**YOUR TASK**: Omit all pictures, then print the entries exactly.

**Transcribed page data**:

*** Block opens ***

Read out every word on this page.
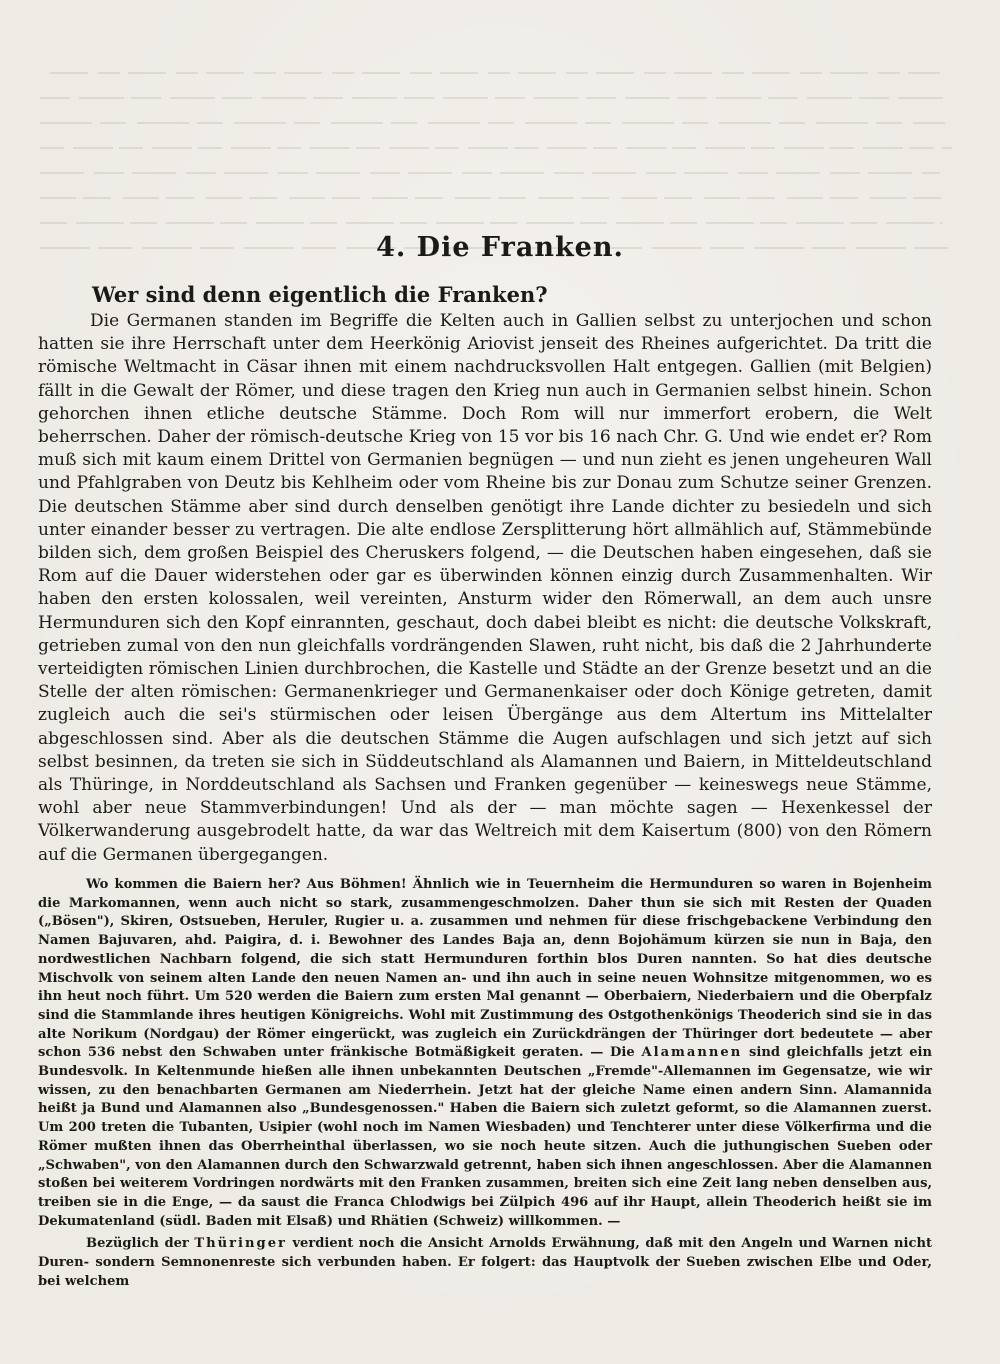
4. Die Franken.
Wer sind denn eigentlich die Franken?

Die Germanen standen im Begriffe die Kelten auch in Gallien selbst zu unterjochen und schon hatten sie ihre Herrschaft unter dem Heerkönig Ariovist jenseit des Rheines aufgerichtet. Da tritt die römische Weltmacht in Cäsar ihnen mit einem nachdrucksvollen Halt entgegen. Gallien (mit Belgien) fällt in die Gewalt der Römer, und diese tragen den Krieg nun auch in Germanien selbst hinein. Schon gehorchen ihnen etliche deutsche Stämme. Doch Rom will nur immerfort erobern, die Welt beherrschen. Daher der römisch-deutsche Krieg von 15 vor bis 16 nach Chr. G. Und wie endet er? Rom muß sich mit kaum einem Drittel von Germanien begnügen — und nun zieht es jenen ungeheuren Wall und Pfahlgraben von Deutz bis Kehlheim oder vom Rheine bis zur Donau zum Schutze seiner Grenzen. Die deutschen Stämme aber sind durch denselben genötigt ihre Lande dichter zu besiedeln und sich unter einander besser zu vertragen. Die alte endlose Zersplitterung hört allmählich auf, Stämmebünde bilden sich, dem großen Beispiel des Cheruskers folgend, — die Deutschen haben eingesehen, daß sie Rom auf die Dauer widerstehen oder gar es überwinden können einzig durch Zusammenhalten. Wir haben den ersten kolossalen, weil vereinten, Ansturm wider den Römerwall, an dem auch unsre Hermunduren sich den Kopf einrannten, geschaut, doch dabei bleibt es nicht: die deutsche Volkskraft, getrieben zumal von den nun gleichfalls vordrängenden Slawen, ruht nicht, bis daß die 2 Jahrhunderte verteidigten römischen Linien durchbrochen, die Kastelle und Städte an der Grenze besetzt und an die Stelle der alten römischen: Germanenkrieger und Germanenkaiser oder doch Könige getreten, damit zugleich auch die sei's stürmischen oder leisen Übergänge aus dem Altertum ins Mittelalter abgeschlossen sind. Aber als die deutschen Stämme die Augen aufschlagen und sich jetzt auf sich selbst besinnen, da treten sie sich in Süddeutschland als Alamannen und Baiern, in Mitteldeutschland als Thüringe, in Norddeutschland als Sachsen und Franken gegenüber — keineswegs neue Stämme, wohl aber neue Stammverbindungen! Und als der — man möchte sagen — Hexenkessel der Völkerwanderung ausgebrodelt hatte, da war das Weltreich mit dem Kaisertum (800) von den Römern auf die Germanen übergegangen.

Wo kommen die Baiern her? Aus Böhmen! Ähnlich wie in Teuernheim die Hermunduren so waren in Bojenheim die Markomannen, wenn auch nicht so stark, zusammengeschmolzen. Daher thun sie sich mit Resten der Quaden („Bösen"), Skiren, Ostsueben, Heruler, Rugier u. a. zusammen und nehmen für diese frischgebackene Verbindung den Namen Bajuvaren, ahd. Paigira, d. i. Bewohner des Landes Baja an, denn Bojohämum kürzen sie nun in Baja, den nordwestlichen Nachbarn folgend, die sich statt Hermunduren forthin blos Duren nannten. So hat dies deutsche Mischvolk von seinem alten Lande den neuen Namen an- und ihn auch in seine neuen Wohnsitze mitgenommen, wo es ihn heut noch führt. Um 520 werden die Baiern zum ersten Mal genannt — Oberbaiern, Niederbaiern und die Oberpfalz sind die Stammlande ihres heutigen Königreichs. Wohl mit Zustimmung des Ostgothenkönigs Theoderich sind sie in das alte Norikum (Nordgau) der Römer eingerückt, was zugleich ein Zurückdrängen der Thüringer dort bedeutete — aber schon 536 nebst den Schwaben unter fränkische Botmäßigkeit geraten. — Die Alamannen sind gleichfalls jetzt ein Bundesvolk. In Keltenmunde hießen alle ihnen unbekannten Deutschen „Fremde"-Allemannen im Gegensatze, wie wir wissen, zu den benachbarten Germanen am Niederrhein. Jetzt hat der gleiche Name einen andern Sinn. Alamannida heißt ja Bund und Alamannen also „Bundesgenossen." Haben die Baiern sich zuletzt geformt, so die Alamannen zuerst. Um 200 treten die Tubanten, Usipier (wohl noch im Namen Wiesbaden) und Tenchterer unter diese Völkerfirma und die Römer mußten ihnen das Oberrheinthal überlassen, wo sie noch heute sitzen. Auch die juthungischen Sueben oder „Schwaben", von den Alamannen durch den Schwarzwald getrennt, haben sich ihnen angeschlossen. Aber die Alamannen stoßen bei weiterem Vordringen nordwärts mit den Franken zusammen, breiten sich eine Zeit lang neben denselben aus, treiben sie in die Enge, — da saust die Franca Chlodwigs bei Zülpich 496 auf ihr Haupt, allein Theoderich heißt sie im Dekumatenland (südl. Baden mit Elsaß) und Rhätien (Schweiz) willkommen. —

Bezüglich der Thüringer verdient noch die Ansicht Arnolds Erwähnung, daß mit den Angeln und Warnen nicht Duren- sondern Semnonenreste sich verbunden haben. Er folgert: das Hauptvolk der Sueben zwischen Elbe und Oder, bei welchem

*** Block closes ***

**ANSWER TO THIS PROBLEM**:
Read out every word on this page.
4. Die Franken.
Wer sind denn eigentlich die Franken?

Die Germanen standen im Begriffe die Kelten auch in Gallien selbst zu unterjochen und schon hatten sie ihre Herrschaft unter dem Heerkönig Ariovist jenseit des Rheines aufgerichtet. Da tritt die römische Weltmacht in Cäsar ihnen mit einem nachdrucksvollen Halt entgegen. Gallien (mit Belgien) fällt in die Gewalt der Römer, und diese tragen den Krieg nun auch in Germanien selbst hinein. Schon gehorchen ihnen etliche deutsche Stämme. Doch Rom will nur immerfort erobern, die Welt beherrschen. Daher der römisch-deutsche Krieg von 15 vor bis 16 nach Chr. G. Und wie endet er? Rom muß sich mit kaum einem Drittel von Germanien begnügen — und nun zieht es jenen ungeheuren Wall und Pfahlgraben von Deutz bis Kehlheim oder vom Rheine bis zur Donau zum Schutze seiner Grenzen. Die deutschen Stämme aber sind durch denselben genötigt ihre Lande dichter zu besiedeln und sich unter einander besser zu vertragen. Die alte endlose Zersplitterung hört allmählich auf, Stämmebünde bilden sich, dem großen Beispiel des Cheruskers folgend, — die Deutschen haben eingesehen, daß sie Rom auf die Dauer widerstehen oder gar es überwinden können einzig durch Zusammenhalten. Wir haben den ersten kolossalen, weil vereinten, Ansturm wider den Römerwall, an dem auch unsre Hermunduren sich den Kopf einrannten, geschaut, doch dabei bleibt es nicht: die deutsche Volkskraft, getrieben zumal von den nun gleichfalls vordrängenden Slawen, ruht nicht, bis daß die 2 Jahrhunderte verteidigten römischen Linien durchbrochen, die Kastelle und Städte an der Grenze besetzt und an die Stelle der alten römischen: Germanenkrieger und Germanenkaiser oder doch Könige getreten, damit zugleich auch die sei's stürmischen oder leisen Übergänge aus dem Altertum ins Mittelalter abgeschlossen sind. Aber als die deutschen Stämme die Augen aufschlagen und sich jetzt auf sich selbst besinnen, da treten sie sich in Süddeutschland als Alamannen und Baiern, in Mitteldeutschland als Thüringe, in Norddeutschland als Sachsen und Franken gegenüber — keineswegs neue Stämme, wohl aber neue Stammverbindungen! Und als der — man möchte sagen — Hexenkessel der Völkerwanderung ausgebrodelt hatte, da war das Weltreich mit dem Kaisertum (800) von den Römern auf die Germanen übergegangen.

Wo kommen die Baiern her? Aus Böhmen! Ähnlich wie in Teuernheim die Hermunduren so waren in Bojenheim die Markomannen, wenn auch nicht so stark, zusammengeschmolzen. Daher thun sie sich mit Resten der Quaden („Bösen"), Skiren, Ostsueben, Heruler, Rugier u. a. zusammen und nehmen für diese frischgebackene Verbindung den Namen Bajuvaren, ahd. Paigira, d. i. Bewohner des Landes Baja an, denn Bojohämum kürzen sie nun in Baja, den nordwestlichen Nachbarn folgend, die sich statt Hermunduren forthin blos Duren nannten. So hat dies deutsche Mischvolk von seinem alten Lande den neuen Namen an- und ihn auch in seine neuen Wohnsitze mitgenommen, wo es ihn heut noch führt. Um 520 werden die Baiern zum ersten Mal genannt — Oberbaiern, Niederbaiern und die Oberpfalz sind die Stammlande ihres heutigen Königreichs. Wohl mit Zustimmung des Ostgothenkönigs Theoderich sind sie in das alte Norikum (Nordgau) der Römer eingerückt, was zugleich ein Zurückdrängen der Thüringer dort bedeutete — aber schon 536 nebst den Schwaben unter fränkische Botmäßigkeit geraten. — Die Alamannen sind gleichfalls jetzt ein Bundesvolk. In Keltenmunde hießen alle ihnen unbekannten Deutschen „Fremde"-Allemannen im Gegensatze, wie wir wissen, zu den benachbarten Germanen am Niederrhein. Jetzt hat der gleiche Name einen andern Sinn. Alamannida heißt ja Bund und Alamannen also „Bundesgenossen." Haben die Baiern sich zuletzt geformt, so die Alamannen zuerst. Um 200 treten die Tubanten, Usipier (wohl noch im Namen Wiesbaden) und Tenchterer unter diese Völkerfirma und die Römer mußten ihnen das Oberrheinthal überlassen, wo sie noch heute sitzen. Auch die juthungischen Sueben oder „Schwaben", von den Alamannen durch den Schwarzwald getrennt, haben sich ihnen angeschlossen. Aber die Alamannen stoßen bei weiterem Vordringen nordwärts mit den Franken zusammen, breiten sich eine Zeit lang neben denselben aus, treiben sie in die Enge, — da saust die Franca Chlodwigs bei Zülpich 496 auf ihr Haupt, allein Theoderich heißt sie im Dekumatenland (südl. Baden mit Elsaß) und Rhätien (Schweiz) willkommen. —

Bezüglich der Thüringer verdient noch die Ansicht Arnolds Erwähnung, daß mit den Angeln und Warnen nicht Duren- sondern Semnonenreste sich verbunden haben. Er folgert: das Hauptvolk der Sueben zwischen Elbe und Oder, bei welchem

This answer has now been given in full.